Exercise objective: Provide an exact copy of the data, excluding the images.

Exercise input:
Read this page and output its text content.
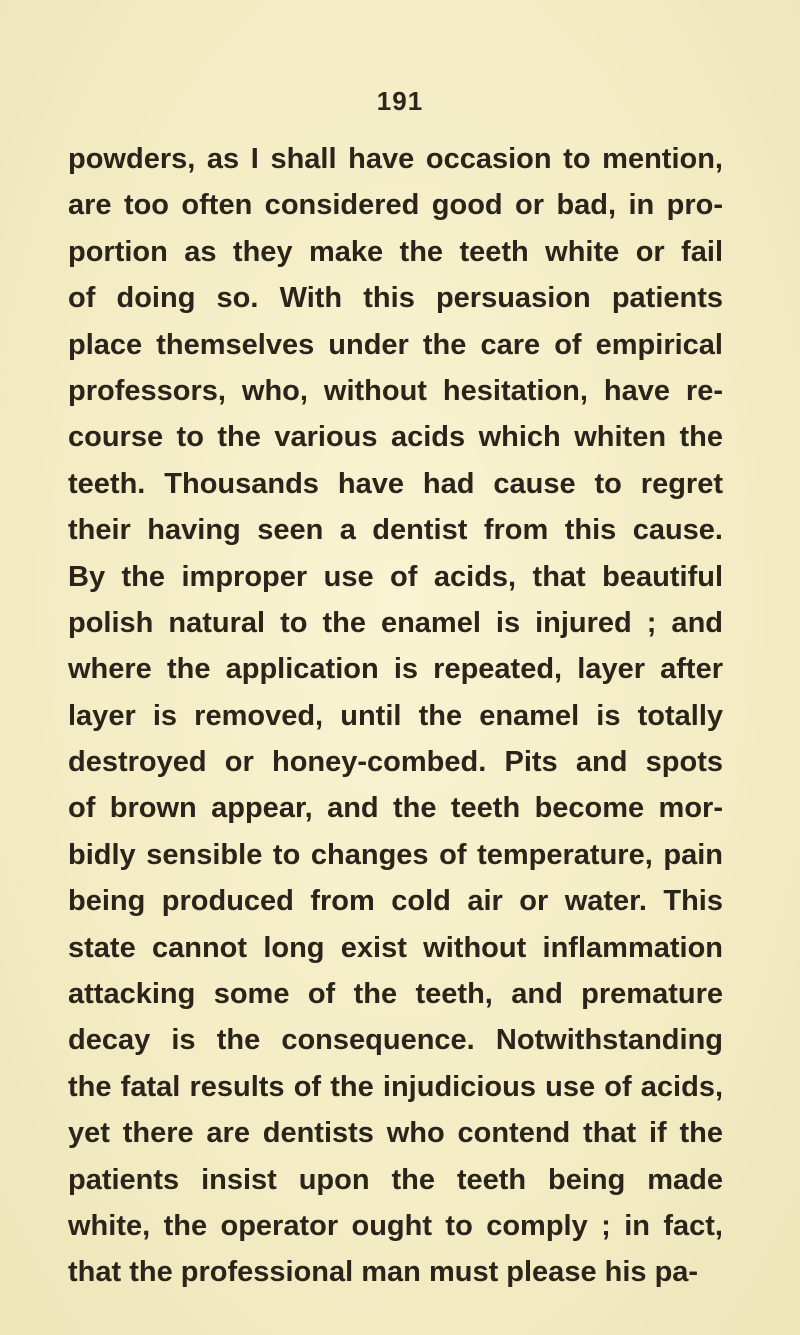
191
powders, as I shall have occasion to mention,
are too often considered good or bad, in pro-
portion as they make the teeth white or fail
of doing so. With this persuasion patients
place themselves under the care of empirical
professors, who, without hesitation, have re-
course to the various acids which whiten the
teeth. Thousands have had cause to regret
their having seen a dentist from this cause.
By the improper use of acids, that beautiful
polish natural to the enamel is injured ; and
where the application is repeated, layer after
layer is removed, until the enamel is totally
destroyed or honey-combed. Pits and spots
of brown appear, and the teeth become mor-
bidly sensible to changes of temperature, pain
being produced from cold air or water. This
state cannot long exist without inflammation
attacking some of the teeth, and premature
decay is the consequence. Notwithstanding
the fatal results of the injudicious use of acids,
yet there are dentists who contend that if the
patients insist upon the teeth being made
white, the operator ought to comply ; in fact,
that the professional man must please his pa-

The completed task:
Read this page and output its text content.
191
powders, as I shall have occasion to mention,
are too often considered good or bad, in pro-
portion as they make the teeth white or fail
of doing so. With this persuasion patients
place themselves under the care of empirical
professors, who, without hesitation, have re-
course to the various acids which whiten the
teeth. Thousands have had cause to regret
their having seen a dentist from this cause.
By the improper use of acids, that beautiful
polish natural to the enamel is injured ; and
where the application is repeated, layer after
layer is removed, until the enamel is totally
destroyed or honey-combed. Pits and spots
of brown appear, and the teeth become mor-
bidly sensible to changes of temperature, pain
being produced from cold air or water. This
state cannot long exist without inflammation
attacking some of the teeth, and premature
decay is the consequence. Notwithstanding
the fatal results of the injudicious use of acids,
yet there are dentists who contend that if the
patients insist upon the teeth being made
white, the operator ought to comply ; in fact,
that the professional man must please his pa-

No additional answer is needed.